Data items
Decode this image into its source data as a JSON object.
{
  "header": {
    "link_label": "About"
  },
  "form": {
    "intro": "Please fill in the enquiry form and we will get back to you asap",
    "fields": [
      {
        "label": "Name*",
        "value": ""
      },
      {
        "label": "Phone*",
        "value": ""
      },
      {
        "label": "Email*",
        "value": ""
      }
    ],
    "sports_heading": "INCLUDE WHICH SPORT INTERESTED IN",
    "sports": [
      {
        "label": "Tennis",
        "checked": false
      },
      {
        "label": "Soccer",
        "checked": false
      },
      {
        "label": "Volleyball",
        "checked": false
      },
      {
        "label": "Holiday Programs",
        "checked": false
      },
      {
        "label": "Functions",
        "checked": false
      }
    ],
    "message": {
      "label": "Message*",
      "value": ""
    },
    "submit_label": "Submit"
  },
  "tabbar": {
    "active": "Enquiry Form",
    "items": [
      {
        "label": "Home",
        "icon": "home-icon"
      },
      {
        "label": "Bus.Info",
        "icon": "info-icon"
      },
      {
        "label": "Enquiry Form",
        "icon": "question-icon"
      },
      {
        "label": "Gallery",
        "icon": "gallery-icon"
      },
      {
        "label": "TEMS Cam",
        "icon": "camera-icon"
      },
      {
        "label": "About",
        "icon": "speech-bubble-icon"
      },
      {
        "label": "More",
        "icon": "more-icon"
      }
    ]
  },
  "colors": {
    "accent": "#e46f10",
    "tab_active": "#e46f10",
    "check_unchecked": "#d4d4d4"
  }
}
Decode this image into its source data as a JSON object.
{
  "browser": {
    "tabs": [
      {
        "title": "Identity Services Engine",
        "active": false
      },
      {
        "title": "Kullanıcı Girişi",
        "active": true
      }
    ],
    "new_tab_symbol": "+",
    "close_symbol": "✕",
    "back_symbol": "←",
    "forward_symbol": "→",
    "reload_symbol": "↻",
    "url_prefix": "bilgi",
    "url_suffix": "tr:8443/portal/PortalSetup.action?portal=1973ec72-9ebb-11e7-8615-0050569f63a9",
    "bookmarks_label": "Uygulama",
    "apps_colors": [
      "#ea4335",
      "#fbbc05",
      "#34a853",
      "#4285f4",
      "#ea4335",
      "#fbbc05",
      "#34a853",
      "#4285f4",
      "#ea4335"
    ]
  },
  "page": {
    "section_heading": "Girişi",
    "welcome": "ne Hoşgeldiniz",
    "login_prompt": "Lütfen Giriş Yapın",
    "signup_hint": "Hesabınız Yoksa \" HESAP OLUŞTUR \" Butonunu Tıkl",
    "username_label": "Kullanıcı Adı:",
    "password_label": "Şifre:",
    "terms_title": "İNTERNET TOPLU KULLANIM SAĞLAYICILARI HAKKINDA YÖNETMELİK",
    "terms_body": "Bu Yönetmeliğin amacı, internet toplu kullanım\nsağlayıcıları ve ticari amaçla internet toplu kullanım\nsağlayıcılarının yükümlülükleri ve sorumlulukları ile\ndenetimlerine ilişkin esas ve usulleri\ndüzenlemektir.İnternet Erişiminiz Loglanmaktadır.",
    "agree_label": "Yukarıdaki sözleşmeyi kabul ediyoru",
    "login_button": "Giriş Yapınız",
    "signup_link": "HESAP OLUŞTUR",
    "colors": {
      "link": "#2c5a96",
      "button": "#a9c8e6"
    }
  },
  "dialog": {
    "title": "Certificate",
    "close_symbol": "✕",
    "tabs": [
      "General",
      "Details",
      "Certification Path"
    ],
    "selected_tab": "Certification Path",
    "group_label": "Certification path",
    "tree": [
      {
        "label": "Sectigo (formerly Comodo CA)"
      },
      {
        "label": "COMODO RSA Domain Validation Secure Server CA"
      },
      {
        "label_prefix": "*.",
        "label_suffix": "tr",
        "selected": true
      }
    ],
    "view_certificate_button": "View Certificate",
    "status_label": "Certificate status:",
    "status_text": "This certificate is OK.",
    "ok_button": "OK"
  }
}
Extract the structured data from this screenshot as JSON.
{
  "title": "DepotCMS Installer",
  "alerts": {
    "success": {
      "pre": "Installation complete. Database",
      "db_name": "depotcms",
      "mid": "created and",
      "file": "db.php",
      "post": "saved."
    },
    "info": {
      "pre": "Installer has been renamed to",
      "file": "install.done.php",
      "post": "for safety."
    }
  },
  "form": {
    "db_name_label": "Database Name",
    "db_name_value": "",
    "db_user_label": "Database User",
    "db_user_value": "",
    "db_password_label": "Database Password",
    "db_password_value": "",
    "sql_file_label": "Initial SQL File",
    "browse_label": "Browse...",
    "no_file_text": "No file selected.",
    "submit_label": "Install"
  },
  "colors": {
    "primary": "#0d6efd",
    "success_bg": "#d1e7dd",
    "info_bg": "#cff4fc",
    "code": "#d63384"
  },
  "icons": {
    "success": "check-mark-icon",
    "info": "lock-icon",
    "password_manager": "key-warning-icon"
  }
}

▸ WHAT YOU SHOULD DO
Look above for the line containing "Extract the structured", then transcribe it and all lines after it through the last, exactly and with nothing else.

▸ WORKED SOLUTION
Extract the structured data from this screenshot as JSON.
{
  "title": "DepotCMS Installer",
  "alerts": {
    "success": {
      "pre": "Installation complete. Database",
      "db_name": "depotcms",
      "mid": "created and",
      "file": "db.php",
      "post": "saved."
    },
    "info": {
      "pre": "Installer has been renamed to",
      "file": "install.done.php",
      "post": "for safety."
    }
  },
  "form": {
    "db_name_label": "Database Name",
    "db_name_value": "",
    "db_user_label": "Database User",
    "db_user_value": "",
    "db_password_label": "Database Password",
    "db_password_value": "",
    "sql_file_label": "Initial SQL File",
    "browse_label": "Browse...",
    "no_file_text": "No file selected.",
    "submit_label": "Install"
  },
  "colors": {
    "primary": "#0d6efd",
    "success_bg": "#d1e7dd",
    "info_bg": "#cff4fc",
    "code": "#d63384"
  },
  "icons": {
    "success": "check-mark-icon",
    "info": "lock-icon",
    "password_manager": "key-warning-icon"
  }
}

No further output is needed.